→ The task
Write out every record in full, exactly as written, please.

=== Available data ===

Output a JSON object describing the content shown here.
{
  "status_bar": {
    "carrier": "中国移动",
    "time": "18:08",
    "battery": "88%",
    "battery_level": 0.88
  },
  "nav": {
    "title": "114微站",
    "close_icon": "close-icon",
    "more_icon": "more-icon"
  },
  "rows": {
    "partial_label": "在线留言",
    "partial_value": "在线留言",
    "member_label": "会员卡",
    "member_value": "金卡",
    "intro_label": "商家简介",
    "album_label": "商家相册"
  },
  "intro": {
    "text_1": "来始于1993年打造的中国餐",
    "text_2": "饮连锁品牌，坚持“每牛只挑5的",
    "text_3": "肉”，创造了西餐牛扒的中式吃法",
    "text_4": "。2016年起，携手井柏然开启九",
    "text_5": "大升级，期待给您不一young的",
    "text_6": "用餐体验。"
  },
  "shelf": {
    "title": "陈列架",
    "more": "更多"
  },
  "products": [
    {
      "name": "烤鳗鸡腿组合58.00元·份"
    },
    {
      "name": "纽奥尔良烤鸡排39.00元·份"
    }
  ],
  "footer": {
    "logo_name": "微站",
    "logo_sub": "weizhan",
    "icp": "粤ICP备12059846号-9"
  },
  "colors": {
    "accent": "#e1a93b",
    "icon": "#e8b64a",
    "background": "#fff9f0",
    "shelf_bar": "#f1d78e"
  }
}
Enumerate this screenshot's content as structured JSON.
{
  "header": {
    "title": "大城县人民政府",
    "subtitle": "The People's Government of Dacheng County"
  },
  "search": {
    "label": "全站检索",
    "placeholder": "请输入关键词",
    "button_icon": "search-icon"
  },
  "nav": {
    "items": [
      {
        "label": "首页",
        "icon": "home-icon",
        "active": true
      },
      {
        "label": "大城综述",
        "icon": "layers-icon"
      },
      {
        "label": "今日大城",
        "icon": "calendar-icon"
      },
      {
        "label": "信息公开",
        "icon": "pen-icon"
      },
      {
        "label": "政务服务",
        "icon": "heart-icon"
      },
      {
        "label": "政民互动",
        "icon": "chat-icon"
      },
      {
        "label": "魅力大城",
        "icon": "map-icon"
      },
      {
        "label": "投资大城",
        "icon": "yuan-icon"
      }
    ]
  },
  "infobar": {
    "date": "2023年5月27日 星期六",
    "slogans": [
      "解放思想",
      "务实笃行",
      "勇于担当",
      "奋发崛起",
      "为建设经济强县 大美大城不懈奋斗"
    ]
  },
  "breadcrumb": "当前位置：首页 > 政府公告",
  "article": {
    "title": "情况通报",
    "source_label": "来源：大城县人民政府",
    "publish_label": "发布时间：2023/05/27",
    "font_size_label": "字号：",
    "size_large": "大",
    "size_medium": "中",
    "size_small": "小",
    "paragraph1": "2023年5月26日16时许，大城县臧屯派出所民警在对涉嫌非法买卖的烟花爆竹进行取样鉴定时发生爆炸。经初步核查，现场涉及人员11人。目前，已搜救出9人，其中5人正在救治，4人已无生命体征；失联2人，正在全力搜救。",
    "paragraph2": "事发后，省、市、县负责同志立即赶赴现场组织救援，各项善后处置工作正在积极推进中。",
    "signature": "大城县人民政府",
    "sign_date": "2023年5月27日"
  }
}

===

→ Finished task
Output a JSON object describing the content shown here.
{
  "status_bar": {
    "carrier": "中国移动",
    "time": "18:08",
    "battery": "88%",
    "battery_level": 0.88
  },
  "nav": {
    "title": "114微站",
    "close_icon": "close-icon",
    "more_icon": "more-icon"
  },
  "rows": {
    "partial_label": "在线留言",
    "partial_value": "在线留言",
    "member_label": "会员卡",
    "member_value": "金卡",
    "intro_label": "商家简介",
    "album_label": "商家相册"
  },
  "intro": {
    "text_1": "来始于1993年打造的中国餐",
    "text_2": "饮连锁品牌，坚持“每牛只挑5的",
    "text_3": "肉”，创造了西餐牛扒的中式吃法",
    "text_4": "。2016年起，携手井柏然开启九",
    "text_5": "大升级，期待给您不一young的",
    "text_6": "用餐体验。"
  },
  "shelf": {
    "title": "陈列架",
    "more": "更多"
  },
  "products": [
    {
      "name": "烤鳗鸡腿组合58.00元·份"
    },
    {
      "name": "纽奥尔良烤鸡排39.00元·份"
    }
  ],
  "footer": {
    "logo_name": "微站",
    "logo_sub": "weizhan",
    "icp": "粤ICP备12059846号-9"
  },
  "colors": {
    "accent": "#e1a93b",
    "icon": "#e8b64a",
    "background": "#fff9f0",
    "shelf_bar": "#f1d78e"
  }
}
Enumerate this screenshot's content as structured JSON.
{
  "header": {
    "title": "大城县人民政府",
    "subtitle": "The People's Government of Dacheng County"
  },
  "search": {
    "label": "全站检索",
    "placeholder": "请输入关键词",
    "button_icon": "search-icon"
  },
  "nav": {
    "items": [
      {
        "label": "首页",
        "icon": "home-icon",
        "active": true
      },
      {
        "label": "大城综述",
        "icon": "layers-icon"
      },
      {
        "label": "今日大城",
        "icon": "calendar-icon"
      },
      {
        "label": "信息公开",
        "icon": "pen-icon"
      },
      {
        "label": "政务服务",
        "icon": "heart-icon"
      },
      {
        "label": "政民互动",
        "icon": "chat-icon"
      },
      {
        "label": "魅力大城",
        "icon": "map-icon"
      },
      {
        "label": "投资大城",
        "icon": "yuan-icon"
      }
    ]
  },
  "infobar": {
    "date": "2023年5月27日 星期六",
    "slogans": [
      "解放思想",
      "务实笃行",
      "勇于担当",
      "奋发崛起",
      "为建设经济强县 大美大城不懈奋斗"
    ]
  },
  "breadcrumb": "当前位置：首页 > 政府公告",
  "article": {
    "title": "情况通报",
    "source_label": "来源：大城县人民政府",
    "publish_label": "发布时间：2023/05/27",
    "font_size_label": "字号：",
    "size_large": "大",
    "size_medium": "中",
    "size_small": "小",
    "paragraph1": "2023年5月26日16时许，大城县臧屯派出所民警在对涉嫌非法买卖的烟花爆竹进行取样鉴定时发生爆炸。经初步核查，现场涉及人员11人。目前，已搜救出9人，其中5人正在救治，4人已无生命体征；失联2人，正在全力搜救。",
    "paragraph2": "事发后，省、市、县负责同志立即赶赴现场组织救援，各项善后处置工作正在积极推进中。",
    "signature": "大城县人民政府",
    "sign_date": "2023年5月27日"
  }
}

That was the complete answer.